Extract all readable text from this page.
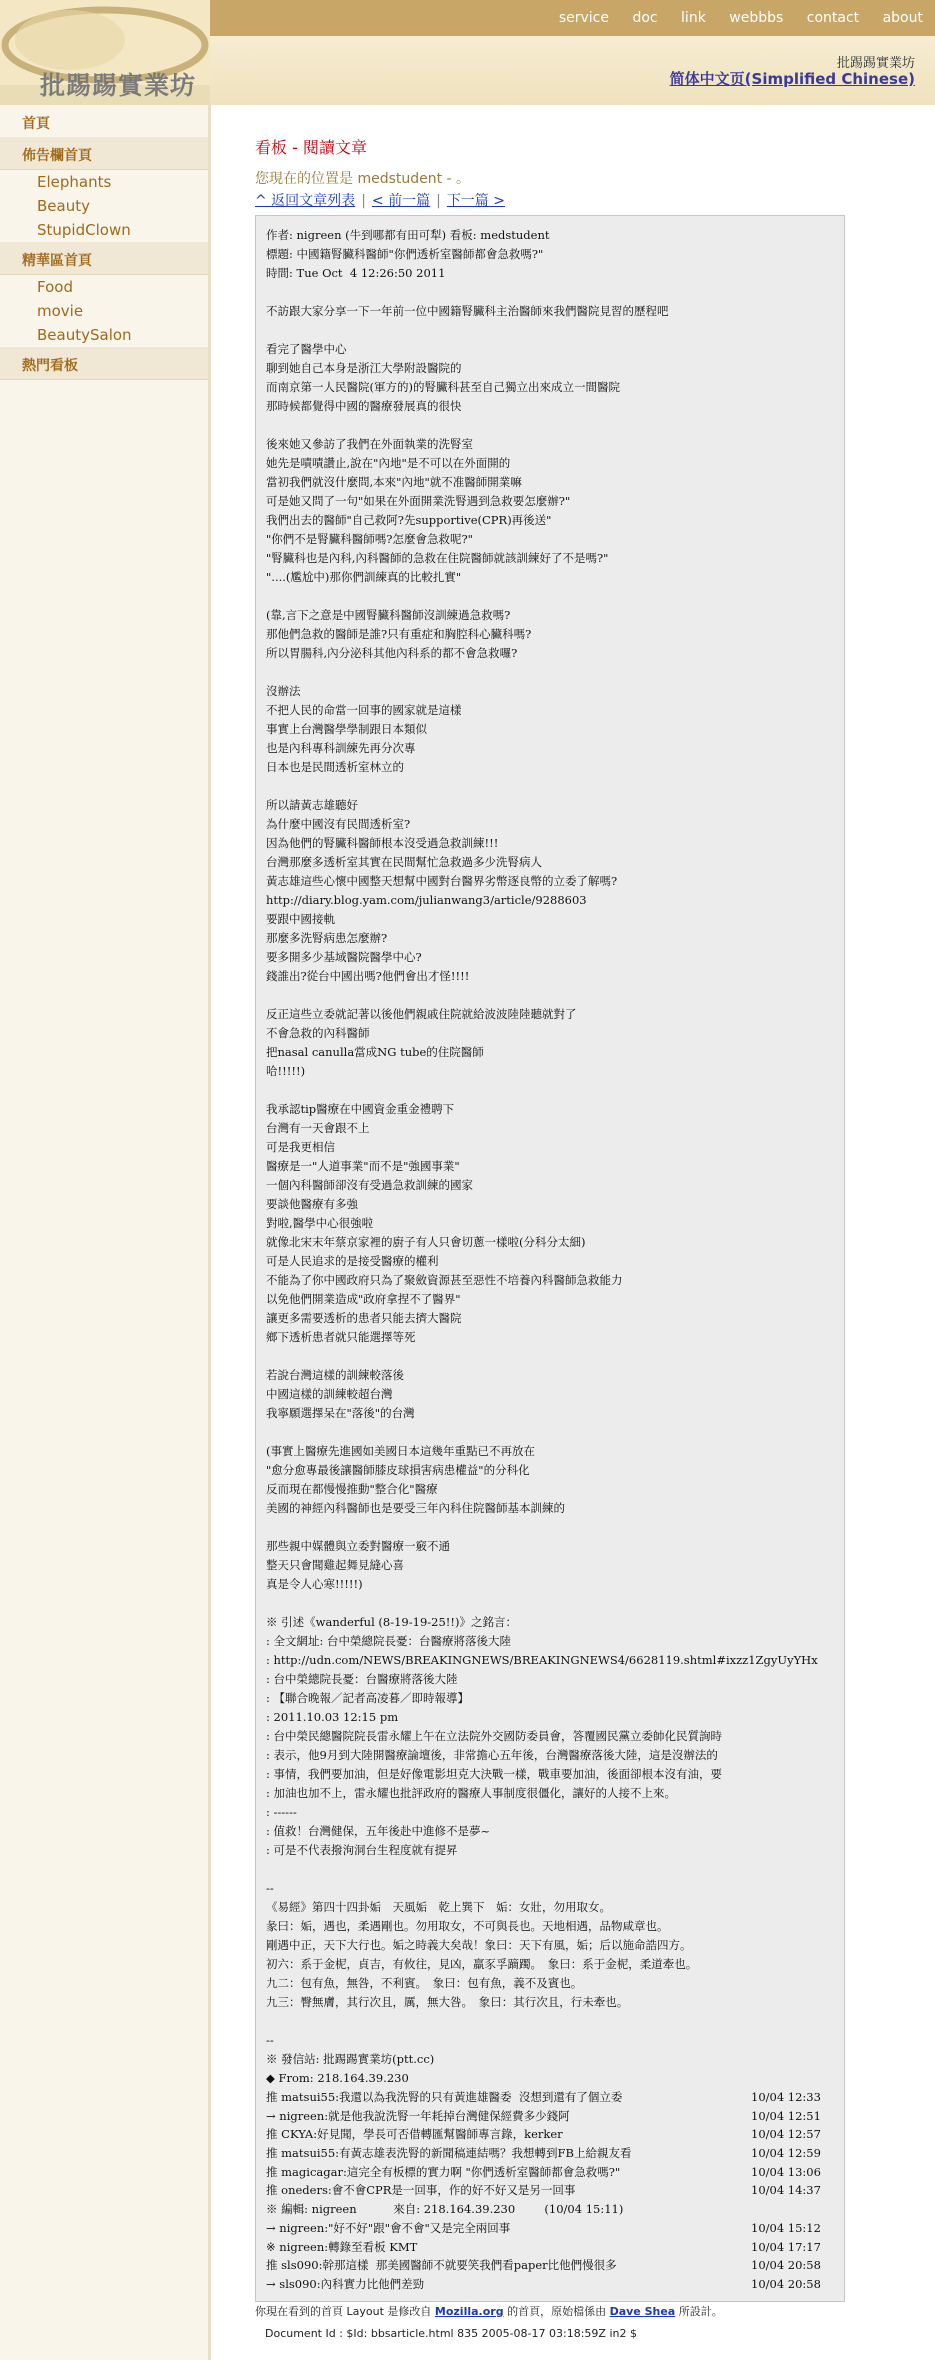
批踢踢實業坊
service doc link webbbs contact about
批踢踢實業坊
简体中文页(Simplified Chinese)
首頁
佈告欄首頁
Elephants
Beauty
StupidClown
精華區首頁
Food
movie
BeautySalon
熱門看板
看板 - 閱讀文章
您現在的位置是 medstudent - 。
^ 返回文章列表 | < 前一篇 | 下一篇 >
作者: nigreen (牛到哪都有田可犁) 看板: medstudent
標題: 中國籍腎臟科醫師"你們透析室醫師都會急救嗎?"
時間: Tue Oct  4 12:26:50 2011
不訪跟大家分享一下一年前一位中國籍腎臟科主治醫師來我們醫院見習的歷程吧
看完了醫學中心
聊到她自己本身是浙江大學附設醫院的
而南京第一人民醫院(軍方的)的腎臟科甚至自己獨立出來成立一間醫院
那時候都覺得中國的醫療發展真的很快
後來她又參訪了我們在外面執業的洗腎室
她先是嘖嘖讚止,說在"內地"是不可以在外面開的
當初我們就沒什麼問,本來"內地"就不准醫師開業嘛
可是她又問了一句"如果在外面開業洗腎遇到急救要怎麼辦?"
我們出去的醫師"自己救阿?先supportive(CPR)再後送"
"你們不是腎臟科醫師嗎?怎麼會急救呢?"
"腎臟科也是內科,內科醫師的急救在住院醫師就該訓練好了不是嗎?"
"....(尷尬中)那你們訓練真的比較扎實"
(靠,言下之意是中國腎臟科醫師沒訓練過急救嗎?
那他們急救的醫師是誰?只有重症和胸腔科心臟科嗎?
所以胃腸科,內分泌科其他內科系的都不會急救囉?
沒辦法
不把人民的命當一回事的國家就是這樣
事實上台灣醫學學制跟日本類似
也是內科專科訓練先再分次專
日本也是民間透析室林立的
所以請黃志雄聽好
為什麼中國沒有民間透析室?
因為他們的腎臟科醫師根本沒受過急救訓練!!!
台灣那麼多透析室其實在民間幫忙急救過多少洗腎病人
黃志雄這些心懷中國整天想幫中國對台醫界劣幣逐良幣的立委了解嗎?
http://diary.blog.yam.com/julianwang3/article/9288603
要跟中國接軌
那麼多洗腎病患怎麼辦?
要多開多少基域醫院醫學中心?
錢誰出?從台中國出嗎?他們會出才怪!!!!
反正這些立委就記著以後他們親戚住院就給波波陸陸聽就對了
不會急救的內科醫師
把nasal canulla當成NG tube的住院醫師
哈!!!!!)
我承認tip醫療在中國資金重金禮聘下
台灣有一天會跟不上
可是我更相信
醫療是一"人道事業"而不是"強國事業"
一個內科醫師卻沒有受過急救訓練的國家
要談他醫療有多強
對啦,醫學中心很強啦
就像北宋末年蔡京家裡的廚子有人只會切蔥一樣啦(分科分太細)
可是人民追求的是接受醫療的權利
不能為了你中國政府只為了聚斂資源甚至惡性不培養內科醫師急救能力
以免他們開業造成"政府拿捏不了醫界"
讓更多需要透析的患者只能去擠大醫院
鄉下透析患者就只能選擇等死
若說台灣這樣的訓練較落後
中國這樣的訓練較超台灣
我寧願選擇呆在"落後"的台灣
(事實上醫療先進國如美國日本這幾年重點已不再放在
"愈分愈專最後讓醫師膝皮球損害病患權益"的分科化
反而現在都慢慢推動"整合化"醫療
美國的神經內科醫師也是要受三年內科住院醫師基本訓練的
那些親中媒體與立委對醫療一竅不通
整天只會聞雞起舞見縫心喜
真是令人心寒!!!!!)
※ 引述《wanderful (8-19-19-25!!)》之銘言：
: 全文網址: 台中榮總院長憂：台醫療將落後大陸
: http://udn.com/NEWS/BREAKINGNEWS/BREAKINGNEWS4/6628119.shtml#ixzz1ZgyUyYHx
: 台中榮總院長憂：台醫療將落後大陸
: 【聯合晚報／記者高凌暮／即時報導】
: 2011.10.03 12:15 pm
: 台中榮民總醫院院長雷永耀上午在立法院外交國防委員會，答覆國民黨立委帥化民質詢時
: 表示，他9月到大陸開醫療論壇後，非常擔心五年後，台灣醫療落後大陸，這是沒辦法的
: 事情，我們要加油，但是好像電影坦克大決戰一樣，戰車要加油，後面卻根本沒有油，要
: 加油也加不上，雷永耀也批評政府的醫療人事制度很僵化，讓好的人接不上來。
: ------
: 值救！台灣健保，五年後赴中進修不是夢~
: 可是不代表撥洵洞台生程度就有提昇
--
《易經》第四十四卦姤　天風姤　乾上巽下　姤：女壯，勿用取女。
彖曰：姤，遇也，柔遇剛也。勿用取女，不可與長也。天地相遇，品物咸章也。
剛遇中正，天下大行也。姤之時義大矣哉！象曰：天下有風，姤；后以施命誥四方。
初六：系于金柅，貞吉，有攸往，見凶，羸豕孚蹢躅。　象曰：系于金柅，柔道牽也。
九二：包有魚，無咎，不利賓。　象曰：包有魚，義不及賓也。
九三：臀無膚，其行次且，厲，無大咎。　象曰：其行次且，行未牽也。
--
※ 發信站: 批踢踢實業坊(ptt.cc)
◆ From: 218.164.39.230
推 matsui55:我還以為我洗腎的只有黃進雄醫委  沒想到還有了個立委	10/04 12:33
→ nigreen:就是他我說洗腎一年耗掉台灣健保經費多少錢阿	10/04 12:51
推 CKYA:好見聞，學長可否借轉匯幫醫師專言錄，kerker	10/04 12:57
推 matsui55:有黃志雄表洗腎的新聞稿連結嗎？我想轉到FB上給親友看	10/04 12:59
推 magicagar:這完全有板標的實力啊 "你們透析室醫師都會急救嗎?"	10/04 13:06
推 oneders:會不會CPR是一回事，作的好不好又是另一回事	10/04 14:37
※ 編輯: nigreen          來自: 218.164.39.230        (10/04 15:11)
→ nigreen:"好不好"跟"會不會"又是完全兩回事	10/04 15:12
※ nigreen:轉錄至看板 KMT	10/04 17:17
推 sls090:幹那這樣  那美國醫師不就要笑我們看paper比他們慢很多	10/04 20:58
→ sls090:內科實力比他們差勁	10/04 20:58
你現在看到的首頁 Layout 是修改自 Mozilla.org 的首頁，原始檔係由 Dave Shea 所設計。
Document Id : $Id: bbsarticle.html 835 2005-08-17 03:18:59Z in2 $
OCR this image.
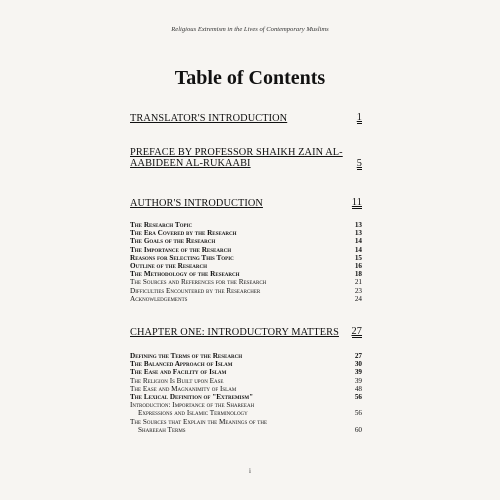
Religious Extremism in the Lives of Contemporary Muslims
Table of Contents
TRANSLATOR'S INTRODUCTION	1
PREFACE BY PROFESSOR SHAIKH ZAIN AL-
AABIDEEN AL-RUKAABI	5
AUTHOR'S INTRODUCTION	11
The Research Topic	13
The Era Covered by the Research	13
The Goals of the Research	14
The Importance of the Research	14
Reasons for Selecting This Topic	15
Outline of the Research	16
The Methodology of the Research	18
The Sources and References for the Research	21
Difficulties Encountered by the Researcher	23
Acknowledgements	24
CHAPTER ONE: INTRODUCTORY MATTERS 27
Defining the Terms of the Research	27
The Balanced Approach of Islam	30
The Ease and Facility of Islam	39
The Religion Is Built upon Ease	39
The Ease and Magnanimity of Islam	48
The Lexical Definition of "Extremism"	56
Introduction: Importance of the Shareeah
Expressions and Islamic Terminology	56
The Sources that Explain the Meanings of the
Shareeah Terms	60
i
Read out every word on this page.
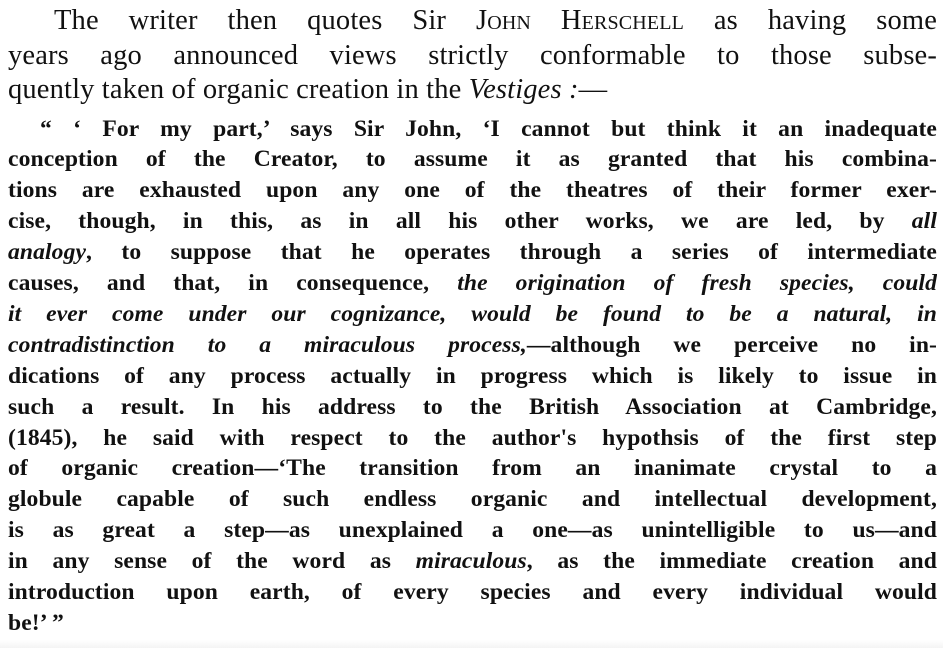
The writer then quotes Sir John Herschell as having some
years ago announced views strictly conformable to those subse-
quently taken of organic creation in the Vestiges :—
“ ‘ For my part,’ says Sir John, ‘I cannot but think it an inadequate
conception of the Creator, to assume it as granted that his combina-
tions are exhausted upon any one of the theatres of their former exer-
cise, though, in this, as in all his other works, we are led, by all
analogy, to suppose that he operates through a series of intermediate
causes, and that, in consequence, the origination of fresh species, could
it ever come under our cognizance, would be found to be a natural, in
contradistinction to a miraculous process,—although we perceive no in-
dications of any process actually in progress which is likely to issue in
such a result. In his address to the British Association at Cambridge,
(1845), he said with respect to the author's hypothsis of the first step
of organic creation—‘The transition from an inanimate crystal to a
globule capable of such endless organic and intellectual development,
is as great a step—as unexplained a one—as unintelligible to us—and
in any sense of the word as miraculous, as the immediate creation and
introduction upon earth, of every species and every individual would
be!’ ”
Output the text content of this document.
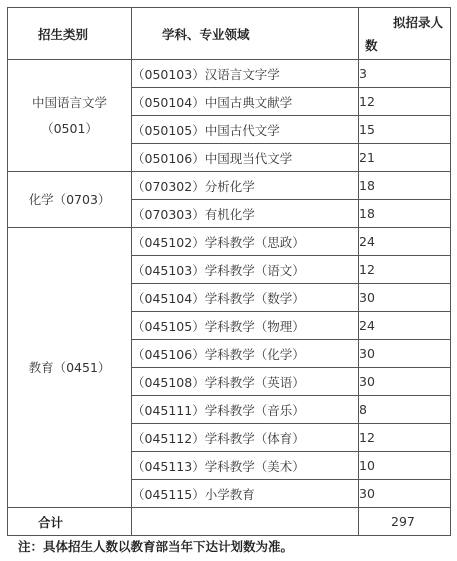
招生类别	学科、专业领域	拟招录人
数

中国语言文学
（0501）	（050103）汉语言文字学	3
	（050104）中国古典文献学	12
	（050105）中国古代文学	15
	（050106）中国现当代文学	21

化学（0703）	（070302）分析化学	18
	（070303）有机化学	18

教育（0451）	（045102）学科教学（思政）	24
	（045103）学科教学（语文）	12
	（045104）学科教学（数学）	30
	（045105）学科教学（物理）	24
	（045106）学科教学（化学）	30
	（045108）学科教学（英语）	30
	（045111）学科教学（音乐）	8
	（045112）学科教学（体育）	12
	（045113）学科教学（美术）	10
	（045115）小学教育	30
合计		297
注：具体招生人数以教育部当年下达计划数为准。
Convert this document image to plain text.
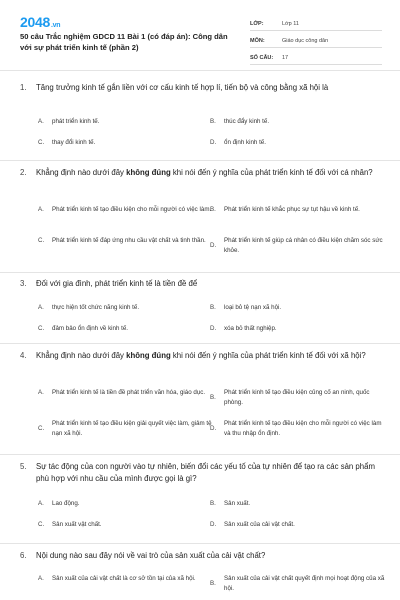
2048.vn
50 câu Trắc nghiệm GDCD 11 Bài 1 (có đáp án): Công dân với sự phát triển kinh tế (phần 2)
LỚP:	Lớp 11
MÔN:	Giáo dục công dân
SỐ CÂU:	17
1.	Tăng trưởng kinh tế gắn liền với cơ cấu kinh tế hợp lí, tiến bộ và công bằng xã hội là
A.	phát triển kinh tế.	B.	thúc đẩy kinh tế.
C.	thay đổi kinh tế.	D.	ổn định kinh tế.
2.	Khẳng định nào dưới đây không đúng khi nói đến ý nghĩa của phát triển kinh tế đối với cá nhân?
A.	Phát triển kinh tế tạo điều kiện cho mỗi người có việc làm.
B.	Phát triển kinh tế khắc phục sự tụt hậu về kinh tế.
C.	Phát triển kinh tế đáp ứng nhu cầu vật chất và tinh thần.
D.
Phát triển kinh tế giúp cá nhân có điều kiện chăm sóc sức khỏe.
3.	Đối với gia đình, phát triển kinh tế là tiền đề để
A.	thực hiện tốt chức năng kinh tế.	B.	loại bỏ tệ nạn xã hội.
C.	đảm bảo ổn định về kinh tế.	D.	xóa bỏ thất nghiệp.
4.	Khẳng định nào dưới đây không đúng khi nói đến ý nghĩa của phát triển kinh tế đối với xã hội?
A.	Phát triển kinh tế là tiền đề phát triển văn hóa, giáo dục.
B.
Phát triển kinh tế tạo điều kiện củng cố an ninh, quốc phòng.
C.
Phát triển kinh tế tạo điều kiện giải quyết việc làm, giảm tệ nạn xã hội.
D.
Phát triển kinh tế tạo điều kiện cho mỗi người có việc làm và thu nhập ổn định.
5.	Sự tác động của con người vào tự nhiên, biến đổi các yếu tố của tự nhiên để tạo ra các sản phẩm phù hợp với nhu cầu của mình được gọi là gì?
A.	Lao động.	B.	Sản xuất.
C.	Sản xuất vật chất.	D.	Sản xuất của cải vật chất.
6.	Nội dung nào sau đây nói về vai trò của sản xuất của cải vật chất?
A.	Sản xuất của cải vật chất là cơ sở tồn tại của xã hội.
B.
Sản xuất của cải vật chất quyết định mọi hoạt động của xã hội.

● ● ● ●

Of the lines in the listing above, how many hold the string "medstudent"? Reply with the number only.

**Response for this exercise:** 2